## Work required
Reproduce the data exactly.
-- Begin --
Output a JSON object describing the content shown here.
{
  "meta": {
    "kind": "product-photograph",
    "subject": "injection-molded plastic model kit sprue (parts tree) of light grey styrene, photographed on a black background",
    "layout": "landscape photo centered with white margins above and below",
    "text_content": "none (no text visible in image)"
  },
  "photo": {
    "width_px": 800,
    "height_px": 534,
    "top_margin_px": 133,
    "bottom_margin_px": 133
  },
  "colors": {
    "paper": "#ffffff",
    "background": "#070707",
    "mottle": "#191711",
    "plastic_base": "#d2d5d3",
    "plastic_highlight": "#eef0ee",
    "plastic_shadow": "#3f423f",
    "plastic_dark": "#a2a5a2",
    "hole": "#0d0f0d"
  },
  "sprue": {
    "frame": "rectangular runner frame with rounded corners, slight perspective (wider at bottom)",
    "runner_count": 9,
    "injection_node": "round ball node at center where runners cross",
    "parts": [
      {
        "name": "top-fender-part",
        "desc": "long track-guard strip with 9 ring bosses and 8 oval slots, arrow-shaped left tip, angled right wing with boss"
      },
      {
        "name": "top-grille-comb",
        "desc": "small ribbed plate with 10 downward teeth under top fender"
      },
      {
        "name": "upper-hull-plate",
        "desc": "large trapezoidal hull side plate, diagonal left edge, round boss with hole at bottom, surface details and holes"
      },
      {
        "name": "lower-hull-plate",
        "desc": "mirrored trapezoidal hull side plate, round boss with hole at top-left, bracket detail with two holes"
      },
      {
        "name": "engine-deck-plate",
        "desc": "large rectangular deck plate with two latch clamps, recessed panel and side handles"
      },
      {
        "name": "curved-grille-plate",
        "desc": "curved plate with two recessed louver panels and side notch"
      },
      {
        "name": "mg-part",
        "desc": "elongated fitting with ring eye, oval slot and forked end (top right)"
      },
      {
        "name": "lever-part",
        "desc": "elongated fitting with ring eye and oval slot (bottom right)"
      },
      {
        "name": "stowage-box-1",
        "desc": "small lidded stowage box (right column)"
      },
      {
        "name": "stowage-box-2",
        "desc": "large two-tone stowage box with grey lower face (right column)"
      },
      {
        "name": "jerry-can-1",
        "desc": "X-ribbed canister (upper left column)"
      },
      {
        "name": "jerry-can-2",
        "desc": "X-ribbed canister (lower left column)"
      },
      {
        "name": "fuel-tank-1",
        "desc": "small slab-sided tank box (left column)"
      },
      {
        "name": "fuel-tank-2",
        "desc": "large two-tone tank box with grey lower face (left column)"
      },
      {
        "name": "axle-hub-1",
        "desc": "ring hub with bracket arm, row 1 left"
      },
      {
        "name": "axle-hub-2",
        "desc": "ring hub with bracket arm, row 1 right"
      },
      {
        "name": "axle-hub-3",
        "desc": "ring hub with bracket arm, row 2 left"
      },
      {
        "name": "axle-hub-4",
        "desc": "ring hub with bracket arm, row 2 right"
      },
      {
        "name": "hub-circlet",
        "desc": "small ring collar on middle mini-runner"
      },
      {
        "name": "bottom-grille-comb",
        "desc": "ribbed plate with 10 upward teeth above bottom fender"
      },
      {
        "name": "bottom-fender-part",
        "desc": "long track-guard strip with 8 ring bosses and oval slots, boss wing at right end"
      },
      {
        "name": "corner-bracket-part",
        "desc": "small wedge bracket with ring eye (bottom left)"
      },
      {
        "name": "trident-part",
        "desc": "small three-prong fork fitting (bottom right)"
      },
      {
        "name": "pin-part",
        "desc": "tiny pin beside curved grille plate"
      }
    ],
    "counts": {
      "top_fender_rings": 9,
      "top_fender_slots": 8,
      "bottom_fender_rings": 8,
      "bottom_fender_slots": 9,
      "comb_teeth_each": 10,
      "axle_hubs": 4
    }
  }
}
-- End --
## Task output
Output a JSON object describing the content shown here.
{
  "meta": {
    "kind": "product-photograph",
    "subject": "injection-molded plastic model kit sprue (parts tree) of light grey styrene, photographed on a black background",
    "layout": "landscape photo centered with white margins above and below",
    "text_content": "none (no text visible in image)"
  },
  "photo": {
    "width_px": 800,
    "height_px": 534,
    "top_margin_px": 133,
    "bottom_margin_px": 133
  },
  "colors": {
    "paper": "#ffffff",
    "background": "#070707",
    "mottle": "#191711",
    "plastic_base": "#d2d5d3",
    "plastic_highlight": "#eef0ee",
    "plastic_shadow": "#3f423f",
    "plastic_dark": "#a2a5a2",
    "hole": "#0d0f0d"
  },
  "sprue": {
    "frame": "rectangular runner frame with rounded corners, slight perspective (wider at bottom)",
    "runner_count": 9,
    "injection_node": "round ball node at center where runners cross",
    "parts": [
      {
        "name": "top-fender-part",
        "desc": "long track-guard strip with 9 ring bosses and 8 oval slots, arrow-shaped left tip, angled right wing with boss"
      },
      {
        "name": "top-grille-comb",
        "desc": "small ribbed plate with 10 downward teeth under top fender"
      },
      {
        "name": "upper-hull-plate",
        "desc": "large trapezoidal hull side plate, diagonal left edge, round boss with hole at bottom, surface details and holes"
      },
      {
        "name": "lower-hull-plate",
        "desc": "mirrored trapezoidal hull side plate, round boss with hole at top-left, bracket detail with two holes"
      },
      {
        "name": "engine-deck-plate",
        "desc": "large rectangular deck plate with two latch clamps, recessed panel and side handles"
      },
      {
        "name": "curved-grille-plate",
        "desc": "curved plate with two recessed louver panels and side notch"
      },
      {
        "name": "mg-part",
        "desc": "elongated fitting with ring eye, oval slot and forked end (top right)"
      },
      {
        "name": "lever-part",
        "desc": "elongated fitting with ring eye and oval slot (bottom right)"
      },
      {
        "name": "stowage-box-1",
        "desc": "small lidded stowage box (right column)"
      },
      {
        "name": "stowage-box-2",
        "desc": "large two-tone stowage box with grey lower face (right column)"
      },
      {
        "name": "jerry-can-1",
        "desc": "X-ribbed canister (upper left column)"
      },
      {
        "name": "jerry-can-2",
        "desc": "X-ribbed canister (lower left column)"
      },
      {
        "name": "fuel-tank-1",
        "desc": "small slab-sided tank box (left column)"
      },
      {
        "name": "fuel-tank-2",
        "desc": "large two-tone tank box with grey lower face (left column)"
      },
      {
        "name": "axle-hub-1",
        "desc": "ring hub with bracket arm, row 1 left"
      },
      {
        "name": "axle-hub-2",
        "desc": "ring hub with bracket arm, row 1 right"
      },
      {
        "name": "axle-hub-3",
        "desc": "ring hub with bracket arm, row 2 left"
      },
      {
        "name": "axle-hub-4",
        "desc": "ring hub with bracket arm, row 2 right"
      },
      {
        "name": "hub-circlet",
        "desc": "small ring collar on middle mini-runner"
      },
      {
        "name": "bottom-grille-comb",
        "desc": "ribbed plate with 10 upward teeth above bottom fender"
      },
      {
        "name": "bottom-fender-part",
        "desc": "long track-guard strip with 8 ring bosses and oval slots, boss wing at right end"
      },
      {
        "name": "corner-bracket-part",
        "desc": "small wedge bracket with ring eye (bottom left)"
      },
      {
        "name": "trident-part",
        "desc": "small three-prong fork fitting (bottom right)"
      },
      {
        "name": "pin-part",
        "desc": "tiny pin beside curved grille plate"
      }
    ],
    "counts": {
      "top_fender_rings": 9,
      "top_fender_slots": 8,
      "bottom_fender_rings": 8,
      "bottom_fender_slots": 9,
      "comb_teeth_each": 10,
      "axle_hubs": 4
    }
  }
}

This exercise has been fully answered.